EXERCISE OBJECTIVE:
Tally the lines of the material below that contain the string "elements", and give only the number.

DATA LINES:
▬▬▬▬▬▬▬▬▬▬

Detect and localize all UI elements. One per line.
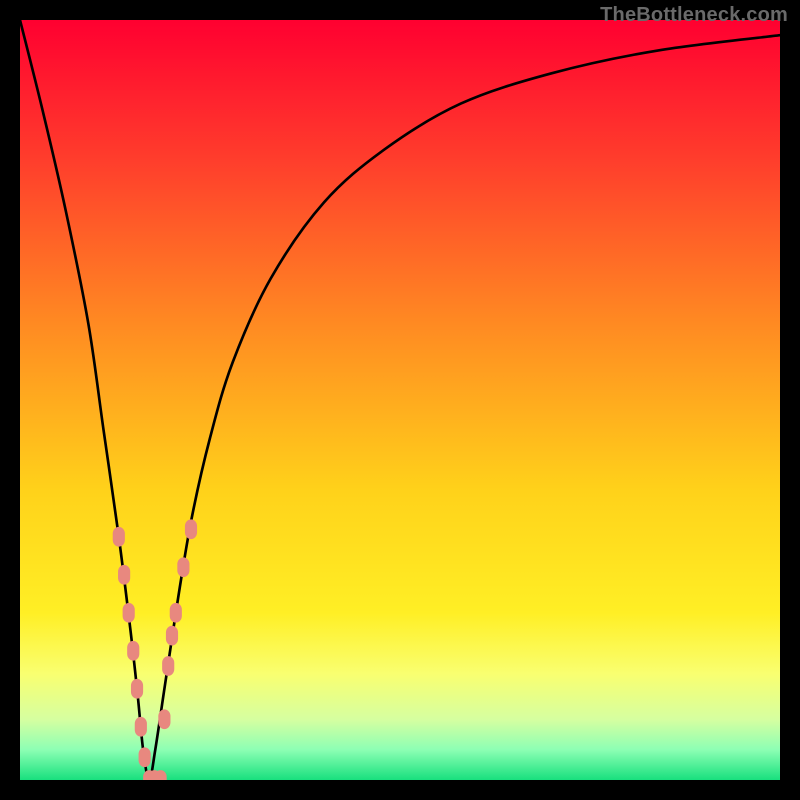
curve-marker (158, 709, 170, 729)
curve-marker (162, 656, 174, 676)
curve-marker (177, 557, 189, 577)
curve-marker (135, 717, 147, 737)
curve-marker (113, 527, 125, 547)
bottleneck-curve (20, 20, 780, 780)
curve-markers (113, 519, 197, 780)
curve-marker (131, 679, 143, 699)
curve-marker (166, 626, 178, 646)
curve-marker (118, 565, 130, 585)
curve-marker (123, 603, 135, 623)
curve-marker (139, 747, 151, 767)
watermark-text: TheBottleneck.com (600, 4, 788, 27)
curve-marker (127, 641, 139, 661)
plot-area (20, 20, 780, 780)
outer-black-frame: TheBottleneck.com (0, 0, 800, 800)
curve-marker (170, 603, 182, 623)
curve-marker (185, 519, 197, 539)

▬▬▬▬▬▬▬▬▬▬

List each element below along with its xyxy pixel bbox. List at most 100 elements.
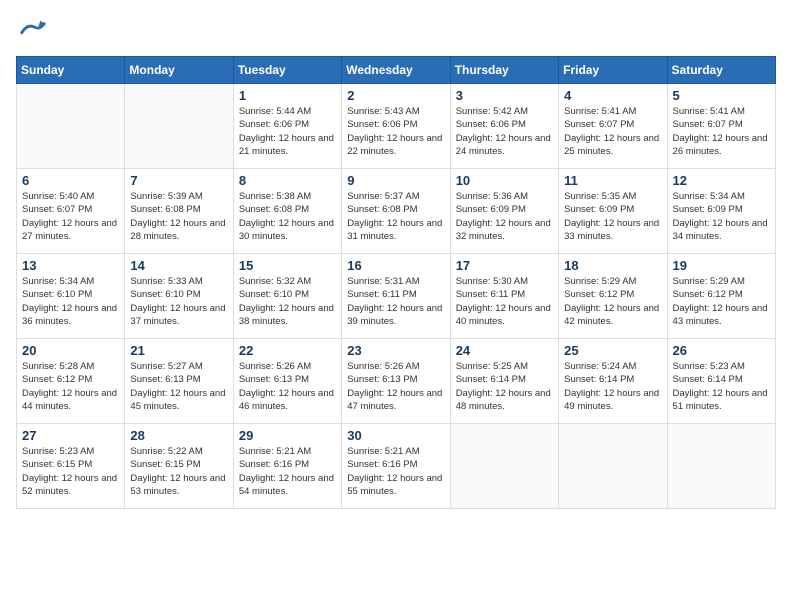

▬▬▬▬▬▬▬▬▬▬

ANSWER TO THIS PROBLEM:
2